> [About this task]
Find every line below with the string "nòduls" and pick it out.

> [Exercise materials]
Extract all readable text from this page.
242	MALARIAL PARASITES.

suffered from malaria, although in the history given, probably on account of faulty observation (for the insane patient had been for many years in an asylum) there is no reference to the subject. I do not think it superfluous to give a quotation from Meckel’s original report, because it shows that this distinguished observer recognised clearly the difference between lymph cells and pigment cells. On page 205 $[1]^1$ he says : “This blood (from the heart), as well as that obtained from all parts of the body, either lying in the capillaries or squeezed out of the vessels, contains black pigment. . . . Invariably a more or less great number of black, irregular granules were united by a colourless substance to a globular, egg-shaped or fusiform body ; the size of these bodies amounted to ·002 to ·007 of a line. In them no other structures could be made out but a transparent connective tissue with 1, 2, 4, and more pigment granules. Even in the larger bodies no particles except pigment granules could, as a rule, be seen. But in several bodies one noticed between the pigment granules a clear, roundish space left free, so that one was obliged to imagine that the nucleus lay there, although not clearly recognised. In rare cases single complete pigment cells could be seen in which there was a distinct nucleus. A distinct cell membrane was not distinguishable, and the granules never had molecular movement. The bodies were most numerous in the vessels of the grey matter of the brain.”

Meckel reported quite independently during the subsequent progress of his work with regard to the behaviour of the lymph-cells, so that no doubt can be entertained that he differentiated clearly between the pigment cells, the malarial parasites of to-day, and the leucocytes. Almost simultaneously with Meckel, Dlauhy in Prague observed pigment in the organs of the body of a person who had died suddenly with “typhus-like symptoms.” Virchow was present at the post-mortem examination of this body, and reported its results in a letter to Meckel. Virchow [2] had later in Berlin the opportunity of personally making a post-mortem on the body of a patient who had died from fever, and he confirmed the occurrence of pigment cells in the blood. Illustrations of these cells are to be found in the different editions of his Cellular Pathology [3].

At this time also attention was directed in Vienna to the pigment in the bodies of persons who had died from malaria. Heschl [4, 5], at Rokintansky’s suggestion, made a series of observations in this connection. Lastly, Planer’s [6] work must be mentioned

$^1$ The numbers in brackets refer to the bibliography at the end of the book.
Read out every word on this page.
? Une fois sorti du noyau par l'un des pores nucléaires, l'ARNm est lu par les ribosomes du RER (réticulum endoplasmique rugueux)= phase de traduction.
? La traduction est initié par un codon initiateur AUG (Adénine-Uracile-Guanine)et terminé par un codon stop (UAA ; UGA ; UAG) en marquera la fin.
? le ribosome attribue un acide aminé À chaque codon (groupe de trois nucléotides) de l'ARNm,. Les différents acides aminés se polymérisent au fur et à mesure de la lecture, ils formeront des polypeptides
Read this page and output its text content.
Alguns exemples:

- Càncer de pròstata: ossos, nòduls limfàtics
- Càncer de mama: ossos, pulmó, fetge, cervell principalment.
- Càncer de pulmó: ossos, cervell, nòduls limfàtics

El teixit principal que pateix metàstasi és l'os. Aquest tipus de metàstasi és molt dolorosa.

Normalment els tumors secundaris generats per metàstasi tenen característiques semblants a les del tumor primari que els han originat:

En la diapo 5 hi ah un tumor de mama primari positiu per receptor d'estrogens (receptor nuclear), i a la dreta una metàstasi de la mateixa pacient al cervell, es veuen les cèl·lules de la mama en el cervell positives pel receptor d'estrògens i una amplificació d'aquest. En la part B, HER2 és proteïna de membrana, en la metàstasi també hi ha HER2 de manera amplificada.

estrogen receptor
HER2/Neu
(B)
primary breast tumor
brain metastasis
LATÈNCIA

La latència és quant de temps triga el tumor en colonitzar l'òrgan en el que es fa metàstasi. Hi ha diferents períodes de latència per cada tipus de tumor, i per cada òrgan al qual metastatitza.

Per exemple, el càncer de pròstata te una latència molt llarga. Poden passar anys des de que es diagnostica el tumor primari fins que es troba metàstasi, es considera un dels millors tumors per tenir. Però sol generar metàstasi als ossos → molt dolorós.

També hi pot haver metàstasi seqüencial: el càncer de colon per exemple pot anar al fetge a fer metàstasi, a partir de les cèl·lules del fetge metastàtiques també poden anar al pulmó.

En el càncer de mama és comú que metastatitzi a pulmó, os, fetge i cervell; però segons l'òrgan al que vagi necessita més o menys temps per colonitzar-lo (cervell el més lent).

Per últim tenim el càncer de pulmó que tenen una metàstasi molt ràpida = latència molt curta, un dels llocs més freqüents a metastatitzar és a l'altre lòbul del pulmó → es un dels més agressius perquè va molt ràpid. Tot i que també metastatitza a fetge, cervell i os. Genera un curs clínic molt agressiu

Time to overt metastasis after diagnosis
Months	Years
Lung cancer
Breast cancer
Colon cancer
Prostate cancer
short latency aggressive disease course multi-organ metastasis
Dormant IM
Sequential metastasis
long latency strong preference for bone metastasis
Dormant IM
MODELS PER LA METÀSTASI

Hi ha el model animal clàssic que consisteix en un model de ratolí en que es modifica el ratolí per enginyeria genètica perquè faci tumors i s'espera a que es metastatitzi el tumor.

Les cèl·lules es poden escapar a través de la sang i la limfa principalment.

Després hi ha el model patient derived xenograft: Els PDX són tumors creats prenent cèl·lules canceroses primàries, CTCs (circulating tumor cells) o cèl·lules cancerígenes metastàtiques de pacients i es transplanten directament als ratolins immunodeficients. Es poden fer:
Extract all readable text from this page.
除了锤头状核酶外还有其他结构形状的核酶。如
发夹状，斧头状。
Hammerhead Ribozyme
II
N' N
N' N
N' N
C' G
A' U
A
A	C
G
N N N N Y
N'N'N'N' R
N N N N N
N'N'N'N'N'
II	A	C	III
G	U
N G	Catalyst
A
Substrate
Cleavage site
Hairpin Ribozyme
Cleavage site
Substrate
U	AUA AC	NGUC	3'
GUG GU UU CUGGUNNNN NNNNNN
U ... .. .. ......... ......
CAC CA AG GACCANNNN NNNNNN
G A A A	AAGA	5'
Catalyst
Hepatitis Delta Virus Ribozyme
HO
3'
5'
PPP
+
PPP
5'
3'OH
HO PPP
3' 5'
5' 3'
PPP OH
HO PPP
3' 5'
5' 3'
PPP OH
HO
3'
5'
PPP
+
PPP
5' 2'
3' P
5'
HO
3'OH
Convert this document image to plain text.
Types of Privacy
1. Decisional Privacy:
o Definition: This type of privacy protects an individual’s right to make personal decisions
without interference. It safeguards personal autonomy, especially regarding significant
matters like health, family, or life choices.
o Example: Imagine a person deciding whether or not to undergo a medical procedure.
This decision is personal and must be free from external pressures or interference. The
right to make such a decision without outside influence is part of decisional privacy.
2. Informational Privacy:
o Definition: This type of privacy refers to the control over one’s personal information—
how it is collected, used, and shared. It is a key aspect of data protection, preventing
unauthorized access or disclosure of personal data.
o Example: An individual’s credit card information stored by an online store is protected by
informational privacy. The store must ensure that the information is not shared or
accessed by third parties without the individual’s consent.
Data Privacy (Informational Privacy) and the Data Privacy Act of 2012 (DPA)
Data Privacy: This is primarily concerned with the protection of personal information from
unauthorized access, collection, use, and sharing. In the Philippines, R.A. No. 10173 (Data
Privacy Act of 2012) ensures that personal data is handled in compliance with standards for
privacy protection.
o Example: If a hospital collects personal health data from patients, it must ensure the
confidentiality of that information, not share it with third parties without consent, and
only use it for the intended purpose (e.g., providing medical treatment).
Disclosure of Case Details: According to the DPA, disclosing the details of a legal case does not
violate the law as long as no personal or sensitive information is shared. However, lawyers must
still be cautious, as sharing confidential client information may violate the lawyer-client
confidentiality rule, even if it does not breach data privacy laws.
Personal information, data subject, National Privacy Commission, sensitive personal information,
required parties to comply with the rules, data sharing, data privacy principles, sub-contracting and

> [Result of the exercise]
- Càncer de pròstata: ossos, nòduls limfàtics
- Càncer de pulmó: ossos, cervell, nòduls limfàtics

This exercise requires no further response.